**EXERCISE REQUIREMENTS**: Leave the pictures out, and retype all of the material exactly as written.

TASK INPUT start

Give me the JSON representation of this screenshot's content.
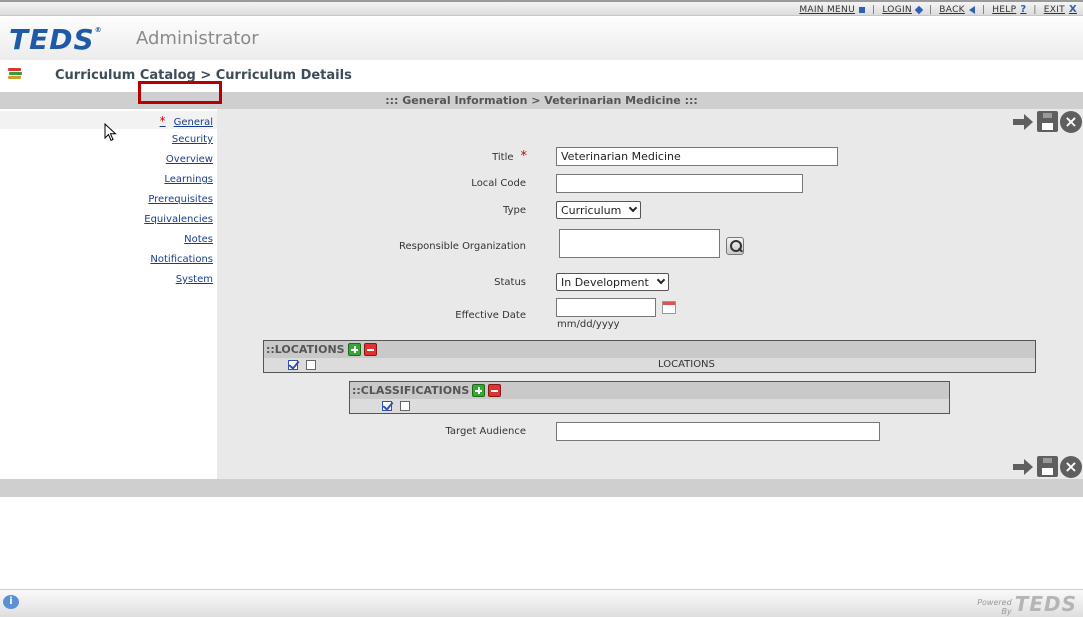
{
  "topnav": {
    "main_menu": "MAIN MENU",
    "login": "LOGIN",
    "back": "BACK",
    "help": "HELP",
    "exit": "EXIT",
    "help_glyph": "?",
    "exit_glyph": "X"
  },
  "header": {
    "logo": "TEDS",
    "logo_mark": "®",
    "app_name": "Administrator"
  },
  "breadcrumb": "Curriculum Catalog > Curriculum Details",
  "section_title": "::: General Information > Veterinarian Medicine :::",
  "sidenav": {
    "items": [
      {
        "label": "General",
        "required_mark": "*"
      },
      {
        "label": "Security"
      },
      {
        "label": "Overview"
      },
      {
        "label": "Learnings"
      },
      {
        "label": "Prerequisites",
        "highlighted": true
      },
      {
        "label": "Equivalencies"
      },
      {
        "label": "Notes"
      },
      {
        "label": "Notifications"
      },
      {
        "label": "System"
      }
    ]
  },
  "form": {
    "title_label": "Title",
    "title_required": "*",
    "title_value": "Veterinarian Medicine",
    "local_code_label": "Local Code",
    "local_code_value": "",
    "type_label": "Type",
    "type_value": "Curriculum",
    "resp_org_label": "Responsible Organization",
    "resp_org_value": "",
    "status_label": "Status",
    "status_value": "In Development",
    "effective_date_label": "Effective Date",
    "effective_date_value": "",
    "date_hint": "mm/dd/yyyy",
    "target_audience_label": "Target Audience",
    "target_audience_value": ""
  },
  "locations": {
    "title": "::LOCATIONS",
    "column": "LOCATIONS"
  },
  "classifications": {
    "title": "::CLASSIFICATIONS"
  },
  "footer": {
    "info_glyph": "i",
    "powered_line1": "Powered",
    "powered_line2": "By",
    "powered_logo": "TEDS"
  },
  "colors": {
    "brand_blue": "#1f5aa8",
    "link": "#1a3f8a",
    "required": "#cc0000",
    "highlight_box": "#b40000"
  },
  "icons": {
    "save": "disk-icon",
    "next": "arrow-right-icon",
    "close": "close-circle-icon",
    "search": "magnifier-icon",
    "calendar": "calendar-icon",
    "add": "plus-icon",
    "remove": "minus-icon"
  }
}
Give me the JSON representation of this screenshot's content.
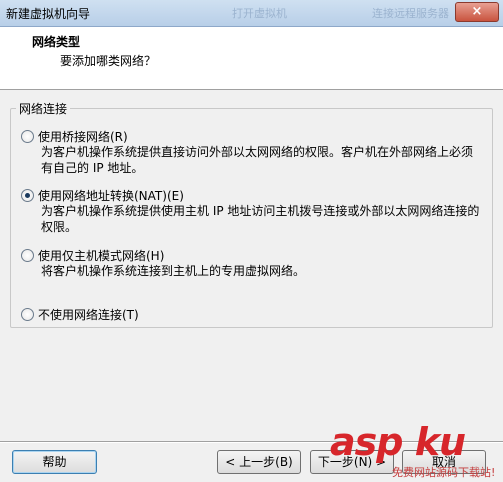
{
  "window": {
    "title": "新建虚拟机向导",
    "ghost_titles": [
      "打开虚拟机",
      "连接远程服务器"
    ],
    "close_label": "×"
  },
  "header": {
    "title": "网络类型",
    "subtitle": "要添加哪类网络？"
  },
  "group": {
    "label": "网络连接",
    "options": [
      {
        "label": "使用桥接网络(R)",
        "desc_line1": "为客户机操作系统提供直接访问外部以太网网络的权限。客户机在外部网络上必须",
        "desc_line2": "有自己的 IP 地址。",
        "checked": false
      },
      {
        "label": "使用网络地址转换(NAT)(E)",
        "desc_line1": "为客户机操作系统提供使用主机 IP 地址访问主机拨号连接或外部以太网网络连接的",
        "desc_line2": "权限。",
        "checked": true
      },
      {
        "label": "使用仅主机模式网络(H)",
        "desc_line1": "将客户机操作系统连接到主机上的专用虚拟网络。",
        "desc_line2": "",
        "checked": false
      },
      {
        "label": "不使用网络连接(T)",
        "desc_line1": "",
        "desc_line2": "",
        "checked": false
      }
    ]
  },
  "footer": {
    "help_label": "帮助",
    "back_label": "< 上一步(B)",
    "next_label": "下一步(N) >",
    "cancel_label": "取消"
  },
  "watermark": {
    "logo_text": "asp ku",
    "caption": "免费网站源码下载站!"
  },
  "colors": {
    "title_bar": "#b8cfe8",
    "close_button": "#c9543f",
    "watermark": "#d7262b"
  }
}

TASK INPUT end

**ANSWER BELOW**:
Give me the JSON representation of this screenshot's content.
{
  "topnav": {
    "main_menu": "MAIN MENU",
    "login": "LOGIN",
    "back": "BACK",
    "help": "HELP",
    "exit": "EXIT",
    "help_glyph": "?",
    "exit_glyph": "X"
  },
  "header": {
    "logo": "TEDS",
    "logo_mark": "®",
    "app_name": "Administrator"
  },
  "breadcrumb": "Curriculum Catalog > Curriculum Details",
  "section_title": "::: General Information > Veterinarian Medicine :::",
  "sidenav": {
    "items": [
      {
        "label": "General",
        "required_mark": "*"
      },
      {
        "label": "Security"
      },
      {
        "label": "Overview"
      },
      {
        "label": "Learnings"
      },
      {
        "label": "Prerequisites",
        "highlighted": true
      },
      {
        "label": "Equivalencies"
      },
      {
        "label": "Notes"
      },
      {
        "label": "Notifications"
      },
      {
        "label": "System"
      }
    ]
  },
  "form": {
    "title_label": "Title",
    "title_required": "*",
    "title_value": "Veterinarian Medicine",
    "local_code_label": "Local Code",
    "local_code_value": "",
    "type_label": "Type",
    "type_value": "Curriculum",
    "resp_org_label": "Responsible Organization",
    "resp_org_value": "",
    "status_label": "Status",
    "status_value": "In Development",
    "effective_date_label": "Effective Date",
    "effective_date_value": "",
    "date_hint": "mm/dd/yyyy",
    "target_audience_label": "Target Audience",
    "target_audience_value": ""
  },
  "locations": {
    "title": "::LOCATIONS",
    "column": "LOCATIONS"
  },
  "classifications": {
    "title": "::CLASSIFICATIONS"
  },
  "footer": {
    "info_glyph": "i",
    "powered_line1": "Powered",
    "powered_line2": "By",
    "powered_logo": "TEDS"
  },
  "colors": {
    "brand_blue": "#1f5aa8",
    "link": "#1a3f8a",
    "required": "#cc0000",
    "highlight_box": "#b40000"
  },
  "icons": {
    "save": "disk-icon",
    "next": "arrow-right-icon",
    "close": "close-circle-icon",
    "search": "magnifier-icon",
    "calendar": "calendar-icon",
    "add": "plus-icon",
    "remove": "minus-icon"
  }
}
Give me the JSON representation of this screenshot's content.
{
  "window": {
    "title": "新建虚拟机向导",
    "ghost_titles": [
      "打开虚拟机",
      "连接远程服务器"
    ],
    "close_label": "×"
  },
  "header": {
    "title": "网络类型",
    "subtitle": "要添加哪类网络？"
  },
  "group": {
    "label": "网络连接",
    "options": [
      {
        "label": "使用桥接网络(R)",
        "desc_line1": "为客户机操作系统提供直接访问外部以太网网络的权限。客户机在外部网络上必须",
        "desc_line2": "有自己的 IP 地址。",
        "checked": false
      },
      {
        "label": "使用网络地址转换(NAT)(E)",
        "desc_line1": "为客户机操作系统提供使用主机 IP 地址访问主机拨号连接或外部以太网网络连接的",
        "desc_line2": "权限。",
        "checked": true
      },
      {
        "label": "使用仅主机模式网络(H)",
        "desc_line1": "将客户机操作系统连接到主机上的专用虚拟网络。",
        "desc_line2": "",
        "checked": false
      },
      {
        "label": "不使用网络连接(T)",
        "desc_line1": "",
        "desc_line2": "",
        "checked": false
      }
    ]
  },
  "footer": {
    "help_label": "帮助",
    "back_label": "< 上一步(B)",
    "next_label": "下一步(N) >",
    "cancel_label": "取消"
  },
  "watermark": {
    "logo_text": "asp ku",
    "caption": "免费网站源码下载站!"
  },
  "colors": {
    "title_bar": "#b8cfe8",
    "close_button": "#c9543f",
    "watermark": "#d7262b"
  }
}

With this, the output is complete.